▶ **Work to be completed**: Answer with one number: how many lines hold "Change".

▶ **Records for this exercise**:
##########
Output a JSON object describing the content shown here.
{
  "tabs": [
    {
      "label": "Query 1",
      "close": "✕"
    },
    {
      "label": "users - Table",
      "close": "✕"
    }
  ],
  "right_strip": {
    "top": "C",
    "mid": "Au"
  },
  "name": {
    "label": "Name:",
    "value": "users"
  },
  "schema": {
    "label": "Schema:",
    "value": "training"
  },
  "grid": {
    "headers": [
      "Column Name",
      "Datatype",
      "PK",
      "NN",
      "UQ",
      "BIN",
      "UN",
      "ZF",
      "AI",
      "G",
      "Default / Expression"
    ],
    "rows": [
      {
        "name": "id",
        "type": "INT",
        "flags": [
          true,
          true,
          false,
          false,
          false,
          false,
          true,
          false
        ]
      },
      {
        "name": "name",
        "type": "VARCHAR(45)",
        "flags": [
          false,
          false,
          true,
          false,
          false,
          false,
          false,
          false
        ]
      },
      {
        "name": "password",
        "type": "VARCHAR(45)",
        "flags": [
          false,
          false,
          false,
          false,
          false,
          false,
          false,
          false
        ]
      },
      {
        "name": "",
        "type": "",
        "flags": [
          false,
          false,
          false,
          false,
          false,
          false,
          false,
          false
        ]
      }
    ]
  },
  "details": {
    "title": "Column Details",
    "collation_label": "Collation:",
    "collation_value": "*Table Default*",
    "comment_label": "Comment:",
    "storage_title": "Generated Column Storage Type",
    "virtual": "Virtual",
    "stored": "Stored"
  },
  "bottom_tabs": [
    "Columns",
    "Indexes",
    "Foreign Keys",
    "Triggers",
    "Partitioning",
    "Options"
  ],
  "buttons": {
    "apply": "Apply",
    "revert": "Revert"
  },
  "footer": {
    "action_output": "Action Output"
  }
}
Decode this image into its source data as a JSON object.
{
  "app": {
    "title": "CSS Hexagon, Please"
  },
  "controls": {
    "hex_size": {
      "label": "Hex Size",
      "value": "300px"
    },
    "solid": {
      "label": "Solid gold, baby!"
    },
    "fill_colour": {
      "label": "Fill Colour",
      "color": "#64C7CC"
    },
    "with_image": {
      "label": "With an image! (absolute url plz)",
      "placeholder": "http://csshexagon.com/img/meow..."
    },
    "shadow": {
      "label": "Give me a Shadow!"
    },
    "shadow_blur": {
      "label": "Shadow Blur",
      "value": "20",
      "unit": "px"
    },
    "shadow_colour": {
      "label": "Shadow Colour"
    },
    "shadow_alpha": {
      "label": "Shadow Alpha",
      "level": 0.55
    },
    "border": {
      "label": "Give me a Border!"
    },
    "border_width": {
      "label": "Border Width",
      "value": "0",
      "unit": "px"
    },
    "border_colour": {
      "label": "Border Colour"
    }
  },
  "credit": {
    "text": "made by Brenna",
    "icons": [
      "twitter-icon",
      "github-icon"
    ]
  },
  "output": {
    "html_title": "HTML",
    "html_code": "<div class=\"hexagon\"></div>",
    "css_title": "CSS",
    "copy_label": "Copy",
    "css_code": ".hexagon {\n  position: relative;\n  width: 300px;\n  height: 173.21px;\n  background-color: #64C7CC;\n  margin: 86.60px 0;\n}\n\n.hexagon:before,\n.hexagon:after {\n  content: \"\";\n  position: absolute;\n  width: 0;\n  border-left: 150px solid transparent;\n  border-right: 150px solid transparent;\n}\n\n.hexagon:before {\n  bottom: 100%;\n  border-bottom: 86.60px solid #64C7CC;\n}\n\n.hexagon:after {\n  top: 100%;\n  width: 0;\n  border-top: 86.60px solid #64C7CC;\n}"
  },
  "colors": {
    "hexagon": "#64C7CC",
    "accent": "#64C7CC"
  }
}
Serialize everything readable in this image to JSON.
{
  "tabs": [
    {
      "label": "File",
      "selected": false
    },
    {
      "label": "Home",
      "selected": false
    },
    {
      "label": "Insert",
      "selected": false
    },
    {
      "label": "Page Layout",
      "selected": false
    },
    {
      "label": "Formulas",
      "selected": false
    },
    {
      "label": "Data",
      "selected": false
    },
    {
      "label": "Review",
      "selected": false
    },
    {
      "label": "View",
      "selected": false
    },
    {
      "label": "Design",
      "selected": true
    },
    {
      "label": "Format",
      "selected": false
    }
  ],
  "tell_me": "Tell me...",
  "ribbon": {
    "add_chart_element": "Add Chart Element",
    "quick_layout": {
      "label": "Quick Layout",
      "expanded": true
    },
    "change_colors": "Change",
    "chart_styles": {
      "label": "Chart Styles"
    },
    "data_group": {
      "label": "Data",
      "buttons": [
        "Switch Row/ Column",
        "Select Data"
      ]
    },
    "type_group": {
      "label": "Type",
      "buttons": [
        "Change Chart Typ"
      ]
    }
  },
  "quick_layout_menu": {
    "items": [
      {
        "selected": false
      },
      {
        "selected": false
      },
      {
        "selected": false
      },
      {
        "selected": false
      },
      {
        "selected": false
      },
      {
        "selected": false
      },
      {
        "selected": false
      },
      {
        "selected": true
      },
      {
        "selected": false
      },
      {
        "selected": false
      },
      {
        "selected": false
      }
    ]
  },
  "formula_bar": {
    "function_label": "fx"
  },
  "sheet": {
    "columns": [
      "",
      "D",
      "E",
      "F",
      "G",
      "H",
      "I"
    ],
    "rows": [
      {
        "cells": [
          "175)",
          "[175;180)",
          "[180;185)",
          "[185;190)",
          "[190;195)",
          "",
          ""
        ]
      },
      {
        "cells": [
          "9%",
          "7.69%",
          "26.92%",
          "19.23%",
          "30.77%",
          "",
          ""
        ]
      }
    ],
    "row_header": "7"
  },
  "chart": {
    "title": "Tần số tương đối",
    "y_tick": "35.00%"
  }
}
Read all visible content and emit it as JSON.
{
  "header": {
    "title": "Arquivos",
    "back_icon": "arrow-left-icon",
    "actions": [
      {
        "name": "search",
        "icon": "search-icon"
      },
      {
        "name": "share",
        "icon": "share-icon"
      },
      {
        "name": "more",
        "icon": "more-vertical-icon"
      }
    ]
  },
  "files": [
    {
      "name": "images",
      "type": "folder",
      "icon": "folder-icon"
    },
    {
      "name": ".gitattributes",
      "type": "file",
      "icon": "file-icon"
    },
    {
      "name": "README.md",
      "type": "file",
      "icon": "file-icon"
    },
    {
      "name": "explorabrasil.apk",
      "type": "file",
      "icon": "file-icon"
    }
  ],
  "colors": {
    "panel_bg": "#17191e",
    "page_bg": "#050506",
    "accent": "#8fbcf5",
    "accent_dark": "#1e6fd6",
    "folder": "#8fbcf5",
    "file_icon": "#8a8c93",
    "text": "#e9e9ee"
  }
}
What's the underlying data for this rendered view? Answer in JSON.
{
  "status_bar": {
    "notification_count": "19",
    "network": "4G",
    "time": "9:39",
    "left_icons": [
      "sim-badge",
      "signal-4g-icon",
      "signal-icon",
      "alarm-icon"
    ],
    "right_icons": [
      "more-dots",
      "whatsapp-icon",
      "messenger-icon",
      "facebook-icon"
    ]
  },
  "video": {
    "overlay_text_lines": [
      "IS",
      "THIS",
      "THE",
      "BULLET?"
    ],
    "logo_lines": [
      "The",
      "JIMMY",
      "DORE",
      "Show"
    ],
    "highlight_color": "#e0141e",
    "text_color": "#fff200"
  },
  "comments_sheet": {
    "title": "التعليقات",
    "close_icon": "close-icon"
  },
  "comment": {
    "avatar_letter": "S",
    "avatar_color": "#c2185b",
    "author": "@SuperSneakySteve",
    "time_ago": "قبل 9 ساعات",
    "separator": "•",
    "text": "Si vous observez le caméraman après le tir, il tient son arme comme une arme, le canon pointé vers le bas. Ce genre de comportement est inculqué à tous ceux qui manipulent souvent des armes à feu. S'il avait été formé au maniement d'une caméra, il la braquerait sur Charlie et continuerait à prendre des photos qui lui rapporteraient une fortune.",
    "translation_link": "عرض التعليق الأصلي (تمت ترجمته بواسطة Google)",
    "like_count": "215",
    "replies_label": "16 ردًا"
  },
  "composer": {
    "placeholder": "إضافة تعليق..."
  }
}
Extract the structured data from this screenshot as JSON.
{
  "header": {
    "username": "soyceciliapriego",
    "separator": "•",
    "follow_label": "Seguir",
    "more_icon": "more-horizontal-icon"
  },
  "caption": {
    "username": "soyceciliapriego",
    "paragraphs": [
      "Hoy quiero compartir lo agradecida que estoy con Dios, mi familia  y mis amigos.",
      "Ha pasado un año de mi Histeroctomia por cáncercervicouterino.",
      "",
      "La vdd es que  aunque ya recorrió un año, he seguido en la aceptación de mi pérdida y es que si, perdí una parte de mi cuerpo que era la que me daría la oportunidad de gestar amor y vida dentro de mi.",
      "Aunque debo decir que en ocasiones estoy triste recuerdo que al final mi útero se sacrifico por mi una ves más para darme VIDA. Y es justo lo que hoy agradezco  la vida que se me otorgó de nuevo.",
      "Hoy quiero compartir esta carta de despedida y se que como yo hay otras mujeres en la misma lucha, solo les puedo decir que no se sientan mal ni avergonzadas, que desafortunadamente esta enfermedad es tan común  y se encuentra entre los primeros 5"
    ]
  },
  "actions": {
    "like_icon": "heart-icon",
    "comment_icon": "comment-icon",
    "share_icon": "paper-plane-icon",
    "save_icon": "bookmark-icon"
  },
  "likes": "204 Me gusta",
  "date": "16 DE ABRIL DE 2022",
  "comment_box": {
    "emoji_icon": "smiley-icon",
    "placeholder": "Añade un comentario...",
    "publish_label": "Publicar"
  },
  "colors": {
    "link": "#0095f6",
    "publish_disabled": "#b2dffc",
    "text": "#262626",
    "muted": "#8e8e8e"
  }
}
##########
▶ **Full solution**: 2